Return all of the entries exactly, with nothing added or left out.

## begin Supplied data

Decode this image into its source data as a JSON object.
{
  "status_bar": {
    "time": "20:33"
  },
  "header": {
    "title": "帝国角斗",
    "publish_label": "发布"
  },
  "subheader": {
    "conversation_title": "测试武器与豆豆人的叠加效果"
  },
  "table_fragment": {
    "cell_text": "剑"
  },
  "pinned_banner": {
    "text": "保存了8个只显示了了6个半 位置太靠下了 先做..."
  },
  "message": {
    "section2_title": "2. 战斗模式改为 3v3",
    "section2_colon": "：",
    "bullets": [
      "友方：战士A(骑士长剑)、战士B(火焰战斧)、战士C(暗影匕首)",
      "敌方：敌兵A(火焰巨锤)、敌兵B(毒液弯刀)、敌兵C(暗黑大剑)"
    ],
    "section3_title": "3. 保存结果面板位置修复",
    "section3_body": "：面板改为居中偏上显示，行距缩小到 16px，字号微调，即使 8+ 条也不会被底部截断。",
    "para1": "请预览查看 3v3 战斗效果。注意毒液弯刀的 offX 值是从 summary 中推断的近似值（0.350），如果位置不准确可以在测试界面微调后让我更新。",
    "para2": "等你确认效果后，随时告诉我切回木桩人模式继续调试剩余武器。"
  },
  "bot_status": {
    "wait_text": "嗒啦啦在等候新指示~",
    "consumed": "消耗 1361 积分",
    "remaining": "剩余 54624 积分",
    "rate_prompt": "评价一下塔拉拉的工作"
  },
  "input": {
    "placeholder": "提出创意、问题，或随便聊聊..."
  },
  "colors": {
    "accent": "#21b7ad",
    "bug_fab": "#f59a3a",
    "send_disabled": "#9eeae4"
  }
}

## end Supplied data

_The result_
Decode this image into its source data as a JSON object.
{
  "status_bar": {
    "time": "20:33"
  },
  "header": {
    "title": "帝国角斗",
    "publish_label": "发布"
  },
  "subheader": {
    "conversation_title": "测试武器与豆豆人的叠加效果"
  },
  "table_fragment": {
    "cell_text": "剑"
  },
  "pinned_banner": {
    "text": "保存了8个只显示了了6个半 位置太靠下了 先做..."
  },
  "message": {
    "section2_title": "2. 战斗模式改为 3v3",
    "section2_colon": "：",
    "bullets": [
      "友方：战士A(骑士长剑)、战士B(火焰战斧)、战士C(暗影匕首)",
      "敌方：敌兵A(火焰巨锤)、敌兵B(毒液弯刀)、敌兵C(暗黑大剑)"
    ],
    "section3_title": "3. 保存结果面板位置修复",
    "section3_body": "：面板改为居中偏上显示，行距缩小到 16px，字号微调，即使 8+ 条也不会被底部截断。",
    "para1": "请预览查看 3v3 战斗效果。注意毒液弯刀的 offX 值是从 summary 中推断的近似值（0.350），如果位置不准确可以在测试界面微调后让我更新。",
    "para2": "等你确认效果后，随时告诉我切回木桩人模式继续调试剩余武器。"
  },
  "bot_status": {
    "wait_text": "嗒啦啦在等候新指示~",
    "consumed": "消耗 1361 积分",
    "remaining": "剩余 54624 积分",
    "rate_prompt": "评价一下塔拉拉的工作"
  },
  "input": {
    "placeholder": "提出创意、问题，或随便聊聊..."
  },
  "colors": {
    "accent": "#21b7ad",
    "bug_fab": "#f59a3a",
    "send_disabled": "#9eeae4"
  }
}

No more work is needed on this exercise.